### Task
Using the records that follow, copy every line containing the word "Снижение".

### Exercise inputs
╔══

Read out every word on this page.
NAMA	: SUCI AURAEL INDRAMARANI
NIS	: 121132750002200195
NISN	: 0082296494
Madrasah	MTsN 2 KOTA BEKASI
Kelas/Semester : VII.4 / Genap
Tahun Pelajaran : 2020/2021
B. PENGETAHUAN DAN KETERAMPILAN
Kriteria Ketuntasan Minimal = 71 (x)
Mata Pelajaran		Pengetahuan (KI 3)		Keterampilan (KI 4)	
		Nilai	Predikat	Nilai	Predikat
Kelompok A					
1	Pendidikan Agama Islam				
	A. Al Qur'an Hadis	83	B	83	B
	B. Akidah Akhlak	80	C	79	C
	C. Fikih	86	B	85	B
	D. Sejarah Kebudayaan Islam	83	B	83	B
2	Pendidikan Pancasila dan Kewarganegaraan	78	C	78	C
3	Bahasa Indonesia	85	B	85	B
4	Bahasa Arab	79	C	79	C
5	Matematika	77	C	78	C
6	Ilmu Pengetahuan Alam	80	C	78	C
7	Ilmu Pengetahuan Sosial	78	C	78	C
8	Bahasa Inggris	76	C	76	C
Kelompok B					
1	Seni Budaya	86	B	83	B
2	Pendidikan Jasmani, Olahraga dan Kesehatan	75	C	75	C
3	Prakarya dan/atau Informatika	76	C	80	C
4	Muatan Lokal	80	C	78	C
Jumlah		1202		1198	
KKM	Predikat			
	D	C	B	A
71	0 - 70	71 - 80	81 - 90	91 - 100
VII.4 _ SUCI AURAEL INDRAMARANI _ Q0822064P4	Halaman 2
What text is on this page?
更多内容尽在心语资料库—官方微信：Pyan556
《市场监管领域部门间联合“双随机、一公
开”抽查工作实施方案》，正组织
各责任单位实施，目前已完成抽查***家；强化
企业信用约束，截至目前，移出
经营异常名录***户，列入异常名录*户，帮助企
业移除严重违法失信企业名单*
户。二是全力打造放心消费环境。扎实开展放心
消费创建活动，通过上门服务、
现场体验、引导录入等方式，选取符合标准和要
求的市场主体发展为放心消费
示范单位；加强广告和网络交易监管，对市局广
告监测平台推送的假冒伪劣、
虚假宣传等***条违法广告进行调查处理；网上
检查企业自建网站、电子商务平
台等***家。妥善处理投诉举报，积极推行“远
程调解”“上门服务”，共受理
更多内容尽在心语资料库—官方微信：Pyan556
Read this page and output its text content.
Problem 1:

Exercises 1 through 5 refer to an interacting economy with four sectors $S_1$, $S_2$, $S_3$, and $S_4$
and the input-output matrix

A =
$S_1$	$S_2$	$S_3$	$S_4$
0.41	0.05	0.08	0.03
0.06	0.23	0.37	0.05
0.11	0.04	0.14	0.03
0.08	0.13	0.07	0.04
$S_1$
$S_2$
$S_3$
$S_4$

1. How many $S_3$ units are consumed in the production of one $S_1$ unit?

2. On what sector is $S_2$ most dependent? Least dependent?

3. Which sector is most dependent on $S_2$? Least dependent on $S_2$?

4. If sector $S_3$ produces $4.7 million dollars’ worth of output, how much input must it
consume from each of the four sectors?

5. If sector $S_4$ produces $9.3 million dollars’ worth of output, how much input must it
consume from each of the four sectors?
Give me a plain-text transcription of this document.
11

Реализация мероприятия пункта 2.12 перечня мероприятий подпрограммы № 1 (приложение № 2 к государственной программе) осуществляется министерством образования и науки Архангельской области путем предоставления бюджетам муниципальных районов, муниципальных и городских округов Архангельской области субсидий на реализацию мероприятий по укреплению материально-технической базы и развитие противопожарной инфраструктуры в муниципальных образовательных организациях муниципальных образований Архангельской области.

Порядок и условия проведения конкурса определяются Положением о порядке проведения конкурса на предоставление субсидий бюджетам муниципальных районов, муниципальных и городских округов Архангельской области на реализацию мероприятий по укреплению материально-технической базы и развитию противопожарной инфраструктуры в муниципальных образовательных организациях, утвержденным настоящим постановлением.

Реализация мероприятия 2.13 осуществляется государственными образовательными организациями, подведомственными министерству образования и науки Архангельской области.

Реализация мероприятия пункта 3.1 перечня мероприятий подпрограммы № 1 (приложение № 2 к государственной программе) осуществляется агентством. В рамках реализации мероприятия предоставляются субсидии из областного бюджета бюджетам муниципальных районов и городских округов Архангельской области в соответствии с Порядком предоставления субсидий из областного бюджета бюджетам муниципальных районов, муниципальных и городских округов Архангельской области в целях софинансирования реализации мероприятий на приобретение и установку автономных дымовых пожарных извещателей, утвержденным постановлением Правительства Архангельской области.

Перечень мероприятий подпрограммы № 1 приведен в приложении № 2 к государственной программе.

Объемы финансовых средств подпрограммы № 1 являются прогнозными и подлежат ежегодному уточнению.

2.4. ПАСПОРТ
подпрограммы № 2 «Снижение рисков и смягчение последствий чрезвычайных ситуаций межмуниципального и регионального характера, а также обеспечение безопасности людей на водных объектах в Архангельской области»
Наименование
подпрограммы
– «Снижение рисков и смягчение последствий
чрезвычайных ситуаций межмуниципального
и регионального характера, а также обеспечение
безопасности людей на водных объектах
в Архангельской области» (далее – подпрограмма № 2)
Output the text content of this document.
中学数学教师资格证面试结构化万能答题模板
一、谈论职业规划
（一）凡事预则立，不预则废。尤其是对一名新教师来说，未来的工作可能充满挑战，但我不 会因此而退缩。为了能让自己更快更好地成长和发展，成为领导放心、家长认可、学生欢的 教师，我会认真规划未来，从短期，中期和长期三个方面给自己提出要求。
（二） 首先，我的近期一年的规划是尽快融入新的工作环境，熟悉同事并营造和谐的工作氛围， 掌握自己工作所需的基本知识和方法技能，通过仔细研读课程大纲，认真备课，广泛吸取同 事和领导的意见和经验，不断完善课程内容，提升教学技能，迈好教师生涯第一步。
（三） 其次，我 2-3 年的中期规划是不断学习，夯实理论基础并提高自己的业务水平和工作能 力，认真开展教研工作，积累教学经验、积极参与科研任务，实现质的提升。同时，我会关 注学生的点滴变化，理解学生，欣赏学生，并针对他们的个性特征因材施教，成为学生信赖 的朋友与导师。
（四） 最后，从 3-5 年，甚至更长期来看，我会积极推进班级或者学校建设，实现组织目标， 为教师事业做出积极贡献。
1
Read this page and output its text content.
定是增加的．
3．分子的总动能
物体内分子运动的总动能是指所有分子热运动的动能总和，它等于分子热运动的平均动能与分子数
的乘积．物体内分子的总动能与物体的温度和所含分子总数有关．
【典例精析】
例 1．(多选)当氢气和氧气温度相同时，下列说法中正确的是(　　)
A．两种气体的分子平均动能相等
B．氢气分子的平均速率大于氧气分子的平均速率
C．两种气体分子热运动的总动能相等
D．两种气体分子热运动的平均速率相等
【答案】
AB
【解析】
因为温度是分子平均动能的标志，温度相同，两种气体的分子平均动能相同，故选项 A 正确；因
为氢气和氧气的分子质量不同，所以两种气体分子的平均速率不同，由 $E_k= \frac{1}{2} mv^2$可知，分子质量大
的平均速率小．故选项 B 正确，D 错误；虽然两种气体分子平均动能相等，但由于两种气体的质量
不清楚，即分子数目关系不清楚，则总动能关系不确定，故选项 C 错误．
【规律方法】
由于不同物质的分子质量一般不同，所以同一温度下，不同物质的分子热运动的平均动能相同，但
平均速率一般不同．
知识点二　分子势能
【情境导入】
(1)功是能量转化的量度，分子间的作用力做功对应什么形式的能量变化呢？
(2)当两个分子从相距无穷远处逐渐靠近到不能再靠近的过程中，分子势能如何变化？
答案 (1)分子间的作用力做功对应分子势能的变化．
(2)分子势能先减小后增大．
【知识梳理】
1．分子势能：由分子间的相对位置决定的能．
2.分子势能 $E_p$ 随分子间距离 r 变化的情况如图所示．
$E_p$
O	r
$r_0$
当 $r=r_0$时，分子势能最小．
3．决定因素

╚══

### Written reply
подпрограммы № 2 «Снижение рисков и смягчение последствий чрезвычайных ситуаций межмуниципального и регионального характера, а также обеспечение безопасности людей на водных объектах в Архангельской области»
– «Снижение рисков и смягчение последствий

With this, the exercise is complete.